▸ **THE EXERCISE**
Quote the full listing word for word.

Extracted records
<<<<
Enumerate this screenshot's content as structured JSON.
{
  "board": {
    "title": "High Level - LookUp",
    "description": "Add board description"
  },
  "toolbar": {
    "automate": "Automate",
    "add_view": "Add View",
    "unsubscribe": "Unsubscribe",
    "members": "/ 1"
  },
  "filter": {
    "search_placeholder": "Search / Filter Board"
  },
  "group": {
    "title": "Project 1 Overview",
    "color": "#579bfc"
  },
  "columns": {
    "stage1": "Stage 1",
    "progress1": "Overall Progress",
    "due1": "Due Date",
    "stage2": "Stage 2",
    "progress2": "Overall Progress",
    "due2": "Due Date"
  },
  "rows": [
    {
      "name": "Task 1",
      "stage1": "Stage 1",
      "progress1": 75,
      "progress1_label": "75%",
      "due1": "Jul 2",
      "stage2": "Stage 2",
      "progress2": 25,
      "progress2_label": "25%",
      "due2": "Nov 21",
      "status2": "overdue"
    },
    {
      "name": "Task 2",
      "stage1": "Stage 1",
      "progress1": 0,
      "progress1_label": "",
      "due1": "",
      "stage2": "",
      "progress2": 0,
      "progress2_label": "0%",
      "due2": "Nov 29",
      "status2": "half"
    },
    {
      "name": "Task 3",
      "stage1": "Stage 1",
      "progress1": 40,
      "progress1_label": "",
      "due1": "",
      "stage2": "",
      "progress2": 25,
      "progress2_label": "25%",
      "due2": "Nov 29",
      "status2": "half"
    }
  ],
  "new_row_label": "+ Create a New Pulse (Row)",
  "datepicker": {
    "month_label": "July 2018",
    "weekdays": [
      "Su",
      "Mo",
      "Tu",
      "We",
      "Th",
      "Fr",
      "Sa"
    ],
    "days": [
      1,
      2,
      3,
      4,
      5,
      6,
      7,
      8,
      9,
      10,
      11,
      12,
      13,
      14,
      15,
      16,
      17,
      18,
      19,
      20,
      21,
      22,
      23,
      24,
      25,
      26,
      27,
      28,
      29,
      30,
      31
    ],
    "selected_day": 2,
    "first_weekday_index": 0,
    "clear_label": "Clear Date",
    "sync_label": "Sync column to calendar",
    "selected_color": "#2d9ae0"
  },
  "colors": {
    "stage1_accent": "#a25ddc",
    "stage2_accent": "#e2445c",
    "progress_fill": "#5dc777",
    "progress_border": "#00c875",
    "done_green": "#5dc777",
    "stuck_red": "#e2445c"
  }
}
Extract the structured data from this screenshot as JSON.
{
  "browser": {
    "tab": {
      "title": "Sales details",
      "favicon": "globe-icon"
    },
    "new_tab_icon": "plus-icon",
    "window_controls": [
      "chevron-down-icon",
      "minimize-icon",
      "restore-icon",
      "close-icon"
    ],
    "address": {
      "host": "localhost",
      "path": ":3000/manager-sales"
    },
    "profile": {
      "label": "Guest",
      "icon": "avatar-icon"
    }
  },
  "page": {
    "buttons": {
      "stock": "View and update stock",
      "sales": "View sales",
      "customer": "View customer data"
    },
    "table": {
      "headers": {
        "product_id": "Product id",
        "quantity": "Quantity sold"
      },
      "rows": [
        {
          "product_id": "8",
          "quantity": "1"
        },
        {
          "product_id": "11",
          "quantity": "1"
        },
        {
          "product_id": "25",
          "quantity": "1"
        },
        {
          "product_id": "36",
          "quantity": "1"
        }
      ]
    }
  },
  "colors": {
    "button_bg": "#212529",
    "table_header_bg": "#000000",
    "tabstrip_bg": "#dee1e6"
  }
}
>>>>
▸ **RESULT OF THIS TASK**
Enumerate this screenshot's content as structured JSON.
{
  "board": {
    "title": "High Level - LookUp",
    "description": "Add board description"
  },
  "toolbar": {
    "automate": "Automate",
    "add_view": "Add View",
    "unsubscribe": "Unsubscribe",
    "members": "/ 1"
  },
  "filter": {
    "search_placeholder": "Search / Filter Board"
  },
  "group": {
    "title": "Project 1 Overview",
    "color": "#579bfc"
  },
  "columns": {
    "stage1": "Stage 1",
    "progress1": "Overall Progress",
    "due1": "Due Date",
    "stage2": "Stage 2",
    "progress2": "Overall Progress",
    "due2": "Due Date"
  },
  "rows": [
    {
      "name": "Task 1",
      "stage1": "Stage 1",
      "progress1": 75,
      "progress1_label": "75%",
      "due1": "Jul 2",
      "stage2": "Stage 2",
      "progress2": 25,
      "progress2_label": "25%",
      "due2": "Nov 21",
      "status2": "overdue"
    },
    {
      "name": "Task 2",
      "stage1": "Stage 1",
      "progress1": 0,
      "progress1_label": "",
      "due1": "",
      "stage2": "",
      "progress2": 0,
      "progress2_label": "0%",
      "due2": "Nov 29",
      "status2": "half"
    },
    {
      "name": "Task 3",
      "stage1": "Stage 1",
      "progress1": 40,
      "progress1_label": "",
      "due1": "",
      "stage2": "",
      "progress2": 25,
      "progress2_label": "25%",
      "due2": "Nov 29",
      "status2": "half"
    }
  ],
  "new_row_label": "+ Create a New Pulse (Row)",
  "datepicker": {
    "month_label": "July 2018",
    "weekdays": [
      "Su",
      "Mo",
      "Tu",
      "We",
      "Th",
      "Fr",
      "Sa"
    ],
    "days": [
      1,
      2,
      3,
      4,
      5,
      6,
      7,
      8,
      9,
      10,
      11,
      12,
      13,
      14,
      15,
      16,
      17,
      18,
      19,
      20,
      21,
      22,
      23,
      24,
      25,
      26,
      27,
      28,
      29,
      30,
      31
    ],
    "selected_day": 2,
    "first_weekday_index": 0,
    "clear_label": "Clear Date",
    "sync_label": "Sync column to calendar",
    "selected_color": "#2d9ae0"
  },
  "colors": {
    "stage1_accent": "#a25ddc",
    "stage2_accent": "#e2445c",
    "progress_fill": "#5dc777",
    "progress_border": "#00c875",
    "done_green": "#5dc777",
    "stuck_red": "#e2445c"
  }
}
Extract the structured data from this screenshot as JSON.
{
  "browser": {
    "tab": {
      "title": "Sales details",
      "favicon": "globe-icon"
    },
    "new_tab_icon": "plus-icon",
    "window_controls": [
      "chevron-down-icon",
      "minimize-icon",
      "restore-icon",
      "close-icon"
    ],
    "address": {
      "host": "localhost",
      "path": ":3000/manager-sales"
    },
    "profile": {
      "label": "Guest",
      "icon": "avatar-icon"
    }
  },
  "page": {
    "buttons": {
      "stock": "View and update stock",
      "sales": "View sales",
      "customer": "View customer data"
    },
    "table": {
      "headers": {
        "product_id": "Product id",
        "quantity": "Quantity sold"
      },
      "rows": [
        {
          "product_id": "8",
          "quantity": "1"
        },
        {
          "product_id": "11",
          "quantity": "1"
        },
        {
          "product_id": "25",
          "quantity": "1"
        },
        {
          "product_id": "36",
          "quantity": "1"
        }
      ]
    }
  },
  "colors": {
    "button_bg": "#212529",
    "table_header_bg": "#000000",
    "tabstrip_bg": "#dee1e6"
  }
}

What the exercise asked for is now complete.